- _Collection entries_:
# # # #
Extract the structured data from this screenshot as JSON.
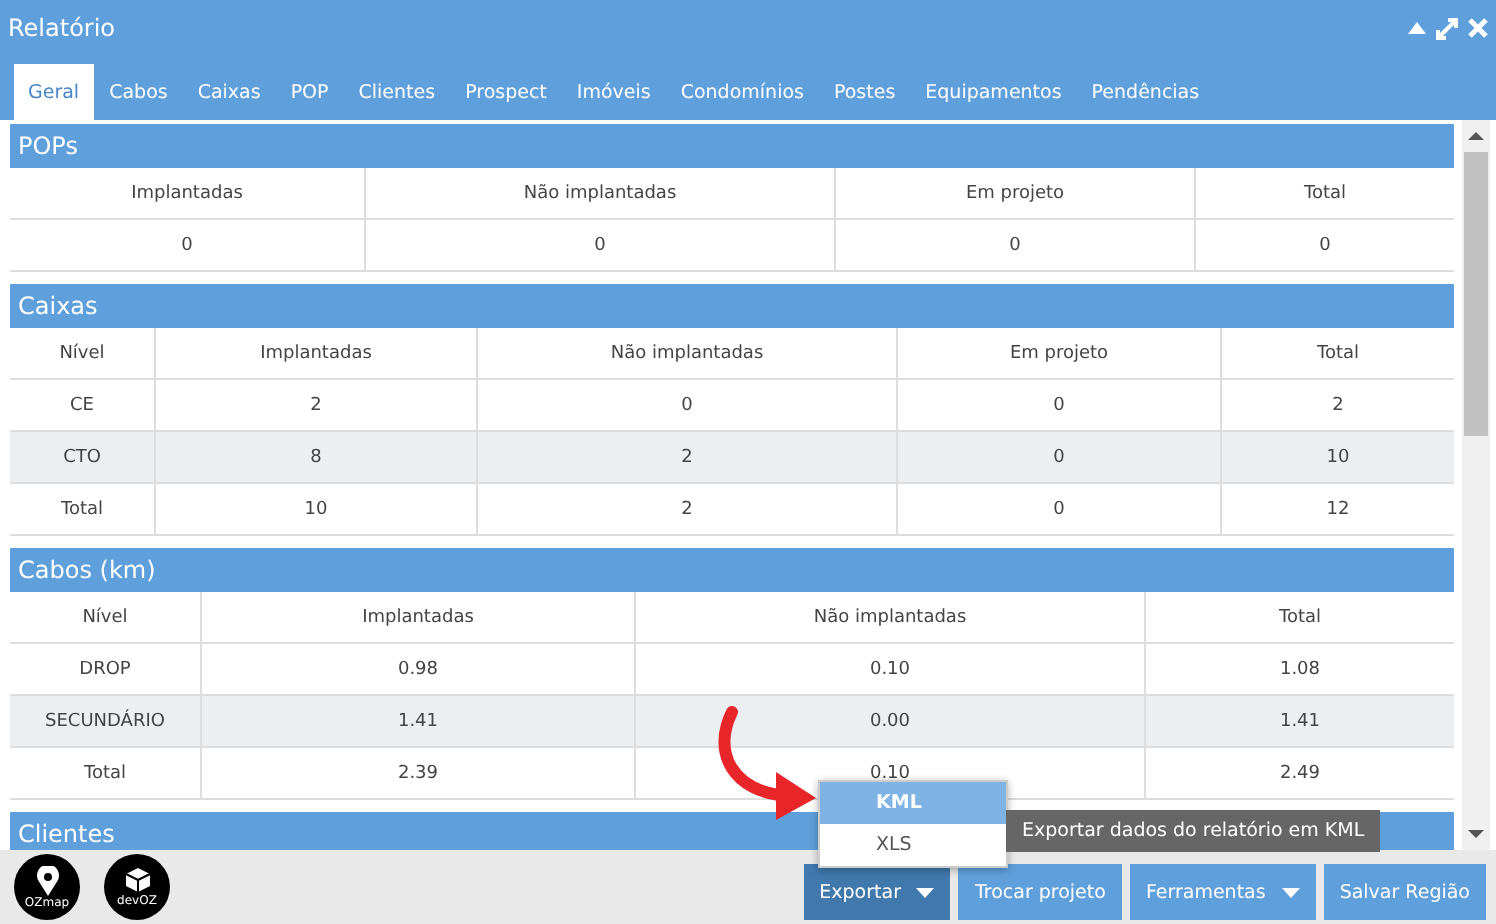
{
  "window": {
    "title": "Relatório"
  },
  "tabs": [
    {
      "label": "Geral",
      "selected": true
    },
    {
      "label": "Cabos",
      "selected": false
    },
    {
      "label": "Caixas",
      "selected": false
    },
    {
      "label": "POP",
      "selected": false
    },
    {
      "label": "Clientes",
      "selected": false
    },
    {
      "label": "Prospect",
      "selected": false
    },
    {
      "label": "Imóveis",
      "selected": false
    },
    {
      "label": "Condomínios",
      "selected": false
    },
    {
      "label": "Postes",
      "selected": false
    },
    {
      "label": "Equipamentos",
      "selected": false
    },
    {
      "label": "Pendências",
      "selected": false
    }
  ],
  "sections": [
    {
      "title": "POPs",
      "columns": [
        "Implantadas",
        "Não implantadas",
        "Em projeto",
        "Total"
      ],
      "rows": [
        [
          "0",
          "0",
          "0",
          "0"
        ]
      ]
    },
    {
      "title": "Caixas",
      "columns": [
        "Nível",
        "Implantadas",
        "Não implantadas",
        "Em projeto",
        "Total"
      ],
      "rows": [
        [
          "CE",
          "2",
          "0",
          "0",
          "2"
        ],
        [
          "CTO",
          "8",
          "2",
          "0",
          "10"
        ],
        [
          "Total",
          "10",
          "2",
          "0",
          "12"
        ]
      ]
    },
    {
      "title": "Cabos (km)",
      "columns": [
        "Nível",
        "Implantadas",
        "Não implantadas",
        "Total"
      ],
      "rows": [
        [
          "DROP",
          "0.98",
          "0.10",
          "1.08"
        ],
        [
          "SECUNDÁRIO",
          "1.41",
          "0.00",
          "1.41"
        ],
        [
          "Total",
          "2.39",
          "0.10",
          "2.49"
        ]
      ]
    },
    {
      "title": "Clientes"
    }
  ],
  "logos": [
    {
      "label": "OZmap"
    },
    {
      "label": "devOZ"
    }
  ],
  "buttons": [
    {
      "label": "Exportar",
      "kind": "dropdown",
      "pressed": true
    },
    {
      "label": "Trocar projeto",
      "kind": "plain",
      "pressed": false
    },
    {
      "label": "Ferramentas",
      "kind": "dropdown",
      "pressed": false
    },
    {
      "label": "Salvar Região",
      "kind": "plain",
      "pressed": false
    }
  ],
  "export_menu": {
    "items": [
      {
        "label": "KML",
        "selected": true
      },
      {
        "label": "XLS",
        "selected": false
      }
    ]
  },
  "tooltip": "Exportar dados do relatório em KML"
}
# # # #
- _TASK GOAL_: Each line in the entries above that includes the string "Exportar" should be extracted.

- _SOLVED PROBLEM_:
      "label": "Exportar",
  "tooltip": "Exportar dados do relatório em KML"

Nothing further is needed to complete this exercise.